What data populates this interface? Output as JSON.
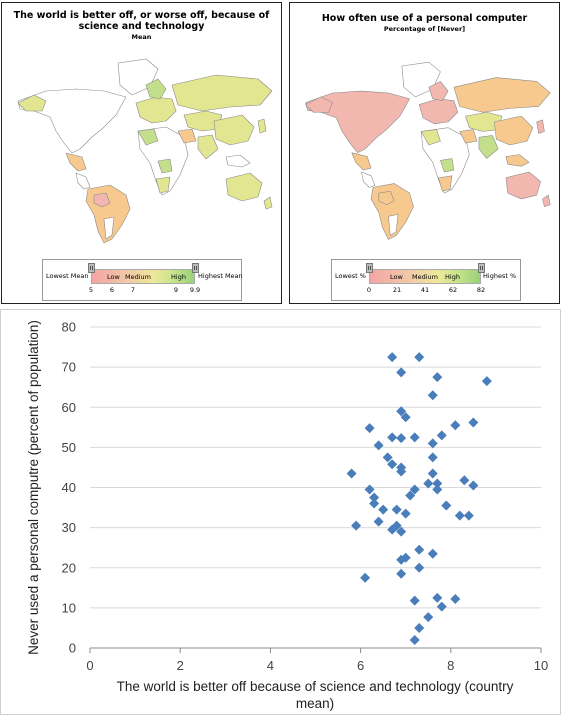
{
  "left_map": {
    "title": "The world is better off, or worse off, because of science and technology",
    "subtitle": "Mean",
    "legend": {
      "low_end": "Lowest Mean",
      "high_end": "Highest Mean",
      "bands": [
        "Low",
        "Medium",
        "High"
      ],
      "ticks": [
        "5",
        "6",
        "7",
        "9",
        "9.9"
      ]
    }
  },
  "right_map": {
    "title": "How often use of a personal computer",
    "subtitle": "Percentage of [Never]",
    "legend": {
      "low_end": "Lowest %",
      "high_end": "Highest %",
      "bands": [
        "Low",
        "Medium",
        "High"
      ],
      "ticks": [
        "0",
        "21",
        "41",
        "62",
        "82"
      ]
    }
  },
  "colors": {
    "marker": "#4a7ebb",
    "grid": "#d9d9d9",
    "legend_low": "#f4a4a4",
    "legend_mid": "#efe89c",
    "legend_high": "#98d07a",
    "map_pink": "#f2b8b0",
    "map_orange": "#f7c98f",
    "map_yellow": "#e3e690",
    "map_green": "#c4df8c"
  },
  "chart_data": {
    "type": "scatter",
    "xlabel": "The world is better  off because of science and technology (country mean)",
    "ylabel": "Never  used a personal computre (percent of population)",
    "xlim": [
      0,
      10
    ],
    "ylim": [
      0,
      80
    ],
    "xticks": [
      0,
      2,
      4,
      6,
      8,
      10
    ],
    "yticks": [
      0,
      10,
      20,
      30,
      40,
      50,
      60,
      70,
      80
    ],
    "grid": "horizontal",
    "marker": "diamond",
    "points": [
      [
        6.7,
        72.5
      ],
      [
        7.3,
        72.5
      ],
      [
        6.9,
        68.7
      ],
      [
        7.7,
        67.5
      ],
      [
        8.8,
        66.5
      ],
      [
        7.6,
        63.0
      ],
      [
        6.9,
        59.0
      ],
      [
        7.0,
        57.5
      ],
      [
        8.5,
        56.2
      ],
      [
        8.1,
        55.5
      ],
      [
        6.2,
        54.8
      ],
      [
        7.8,
        53.0
      ],
      [
        6.7,
        52.5
      ],
      [
        7.2,
        52.5
      ],
      [
        6.9,
        52.3
      ],
      [
        7.6,
        51.0
      ],
      [
        6.4,
        50.5
      ],
      [
        6.6,
        47.5
      ],
      [
        7.6,
        47.5
      ],
      [
        6.7,
        45.8
      ],
      [
        6.9,
        45.0
      ],
      [
        6.9,
        44.0
      ],
      [
        5.8,
        43.5
      ],
      [
        7.6,
        43.5
      ],
      [
        8.3,
        41.8
      ],
      [
        7.5,
        41.0
      ],
      [
        7.7,
        41.0
      ],
      [
        8.5,
        40.5
      ],
      [
        6.2,
        39.5
      ],
      [
        7.7,
        39.5
      ],
      [
        7.2,
        39.5
      ],
      [
        7.1,
        38.0
      ],
      [
        6.3,
        37.5
      ],
      [
        6.3,
        36.0
      ],
      [
        7.9,
        35.5
      ],
      [
        6.5,
        34.5
      ],
      [
        6.8,
        34.5
      ],
      [
        7.0,
        33.5
      ],
      [
        8.2,
        33.0
      ],
      [
        8.4,
        33.0
      ],
      [
        6.4,
        31.5
      ],
      [
        6.8,
        30.5
      ],
      [
        5.9,
        30.5
      ],
      [
        6.7,
        29.5
      ],
      [
        6.9,
        29.0
      ],
      [
        7.3,
        24.5
      ],
      [
        7.6,
        23.5
      ],
      [
        7.0,
        22.5
      ],
      [
        6.9,
        22.0
      ],
      [
        7.3,
        20.0
      ],
      [
        6.9,
        18.5
      ],
      [
        6.1,
        17.5
      ],
      [
        7.7,
        12.5
      ],
      [
        8.1,
        12.2
      ],
      [
        7.2,
        11.8
      ],
      [
        7.8,
        10.3
      ],
      [
        7.5,
        7.7
      ],
      [
        7.3,
        5.0
      ],
      [
        7.2,
        2.0
      ]
    ]
  }
}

══════════

What you need to do —
Check each line of these records for the string "world" and state only how many lines have it.

Expected answer —
2